Some records ::

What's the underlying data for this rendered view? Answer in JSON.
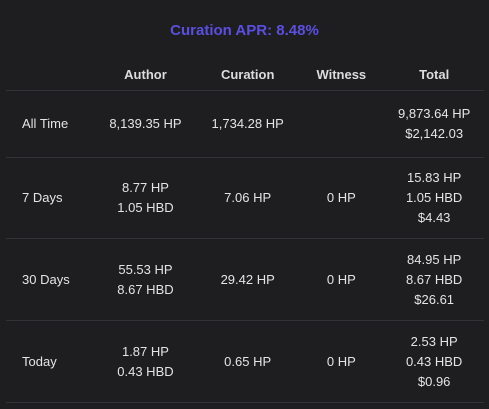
{
  "apr": {
    "label": "Curation APR:",
    "value": "8.48%"
  },
  "headers": {
    "period": "",
    "author": "Author",
    "curation": "Curation",
    "witness": "Witness",
    "total": "Total"
  },
  "rows": [
    {
      "period": "All Time",
      "author": [
        "8,139.35 HP"
      ],
      "curation": [
        "1,734.28 HP"
      ],
      "witness": [],
      "total": [
        "9,873.64 HP",
        "$2,142.03"
      ]
    },
    {
      "period": "7 Days",
      "author": [
        "8.77 HP",
        "1.05 HBD"
      ],
      "curation": [
        "7.06 HP"
      ],
      "witness": [
        "0 HP"
      ],
      "total": [
        "15.83 HP",
        "1.05 HBD",
        "$4.43"
      ]
    },
    {
      "period": "30 Days",
      "author": [
        "55.53 HP",
        "8.67 HBD"
      ],
      "curation": [
        "29.42 HP"
      ],
      "witness": [
        "0 HP"
      ],
      "total": [
        "84.95 HP",
        "8.67 HBD",
        "$26.61"
      ]
    },
    {
      "period": "Today",
      "author": [
        "1.87 HP",
        "0.43 HBD"
      ],
      "curation": [
        "0.65 HP"
      ],
      "witness": [
        "0 HP"
      ],
      "total": [
        "2.53 HP",
        "0.43 HBD",
        "$0.96"
      ]
    }
  ],
  "colors": {
    "background": "#1e1e21",
    "accent": "#5b4fe0",
    "text": "#e4e4e4",
    "divider": "#333337"
  }
}
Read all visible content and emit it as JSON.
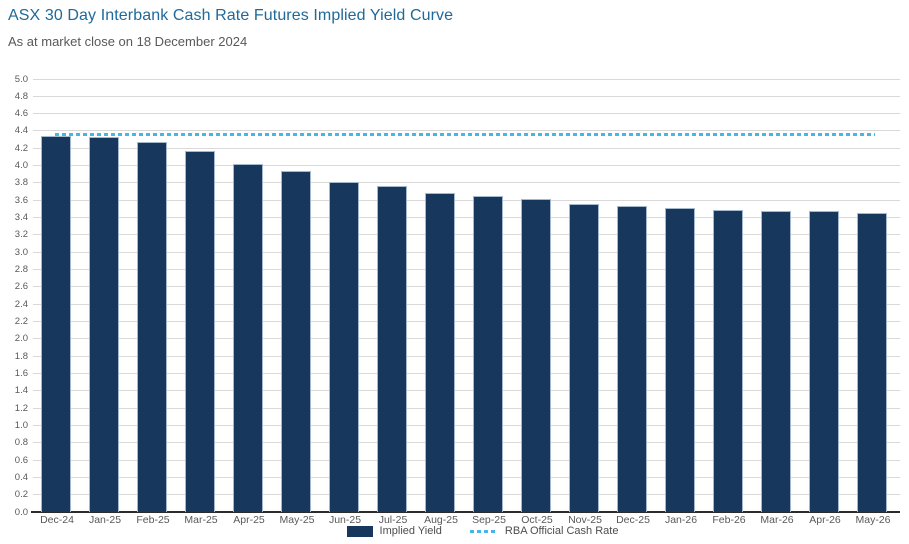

AIM ::
Show each line of the data that contains the string "JSON".

WRITTEN RESPONSE ::
What's the underlying data for this rendered view? Answer in JSON.
Read all visible content and emit it as JSON.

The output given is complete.